» **AIM**
Reproduce all the material exactly, minus any pictures it holds.

┌─ DATA SUPPLIED

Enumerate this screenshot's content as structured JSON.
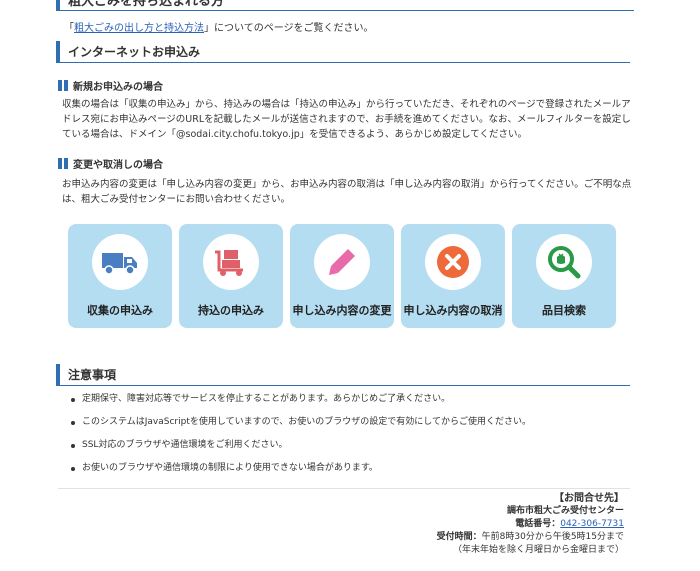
{
  "top_heading": "粗大ごみを持ち込まれる方",
  "intro": {
    "link": "粗大ごみの出し方と持込方法",
    "prefix": "「",
    "suffix": "」についてのページをご覧ください。"
  },
  "internet": {
    "heading": "インターネットお申込み",
    "new_heading": "新規お申込みの場合",
    "new_text": "収集の場合は「収集の申込み」から、持込みの場合は「持込の申込み」から行っていただき、それぞれのページで登録されたメールアドレス宛にお申込みページのURLを記載したメールが送信されますので、お手続を進めてください。なお、メールフィルターを設定している場合は、ドメイン「@sodai.city.chofu.tokyo.jp」を受信できるよう、あらかじめ設定してください。",
    "change_heading": "変更や取消しの場合",
    "change_text": "お申込み内容の変更は「申し込み内容の変更」から、お申込み内容の取消は「申し込み内容の取消」から行ってください。ご不明な点は、粗大ごみ受付センターにお問い合わせください。"
  },
  "tiles": [
    {
      "icon": "truck-icon",
      "label": "収集の申込み"
    },
    {
      "icon": "cart-icon",
      "label": "持込の申込み"
    },
    {
      "icon": "pencil-icon",
      "label": "申し込み内容の変更"
    },
    {
      "icon": "cross-icon",
      "label": "申し込み内容の取消"
    },
    {
      "icon": "search-bag-icon",
      "label": "品目検索"
    }
  ],
  "notes": {
    "heading": "注意事項",
    "items": [
      "定期保守、障害対応等でサービスを停止することがあります。あらかじめご了承ください。",
      "このシステムはJavaScriptを使用していますので、お使いのブラウザの設定で有効にしてからご使用ください。",
      "SSL対応のブラウザや通信環境をご利用ください。",
      "お使いのブラウザや通信環境の制限により使用できない場合があります。"
    ]
  },
  "contact": {
    "title": "【お問合せ先】",
    "org": "調布市粗大ごみ受付センター",
    "phone_label": "電話番号：",
    "phone": "042-306-7731",
    "hours_label": "受付時間：",
    "hours": "午前8時30分から午後5時15分まで",
    "hours_note": "（年末年始を除く月曜日から金曜日まで）"
  },
  "colors": {
    "accent": "#2d6fb0",
    "tile_bg": "#b4ddf2",
    "truck": "#4a7ec2",
    "cart": "#e0606a",
    "pencil": "#e86aa8",
    "cross": "#ee6a3a",
    "search": "#2a9a48"
  }
}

└─

» **RESPONSE TO THE EXERCISE**
Enumerate this screenshot's content as structured JSON.
{
  "top_heading": "粗大ごみを持ち込まれる方",
  "intro": {
    "link": "粗大ごみの出し方と持込方法",
    "prefix": "「",
    "suffix": "」についてのページをご覧ください。"
  },
  "internet": {
    "heading": "インターネットお申込み",
    "new_heading": "新規お申込みの場合",
    "new_text": "収集の場合は「収集の申込み」から、持込みの場合は「持込の申込み」から行っていただき、それぞれのページで登録されたメールアドレス宛にお申込みページのURLを記載したメールが送信されますので、お手続を進めてください。なお、メールフィルターを設定している場合は、ドメイン「@sodai.city.chofu.tokyo.jp」を受信できるよう、あらかじめ設定してください。",
    "change_heading": "変更や取消しの場合",
    "change_text": "お申込み内容の変更は「申し込み内容の変更」から、お申込み内容の取消は「申し込み内容の取消」から行ってください。ご不明な点は、粗大ごみ受付センターにお問い合わせください。"
  },
  "tiles": [
    {
      "icon": "truck-icon",
      "label": "収集の申込み"
    },
    {
      "icon": "cart-icon",
      "label": "持込の申込み"
    },
    {
      "icon": "pencil-icon",
      "label": "申し込み内容の変更"
    },
    {
      "icon": "cross-icon",
      "label": "申し込み内容の取消"
    },
    {
      "icon": "search-bag-icon",
      "label": "品目検索"
    }
  ],
  "notes": {
    "heading": "注意事項",
    "items": [
      "定期保守、障害対応等でサービスを停止することがあります。あらかじめご了承ください。",
      "このシステムはJavaScriptを使用していますので、お使いのブラウザの設定で有効にしてからご使用ください。",
      "SSL対応のブラウザや通信環境をご利用ください。",
      "お使いのブラウザや通信環境の制限により使用できない場合があります。"
    ]
  },
  "contact": {
    "title": "【お問合せ先】",
    "org": "調布市粗大ごみ受付センター",
    "phone_label": "電話番号：",
    "phone": "042-306-7731",
    "hours_label": "受付時間：",
    "hours": "午前8時30分から午後5時15分まで",
    "hours_note": "（年末年始を除く月曜日から金曜日まで）"
  },
  "colors": {
    "accent": "#2d6fb0",
    "tile_bg": "#b4ddf2",
    "truck": "#4a7ec2",
    "cart": "#e0606a",
    "pencil": "#e86aa8",
    "cross": "#ee6a3a",
    "search": "#2a9a48"
  }
}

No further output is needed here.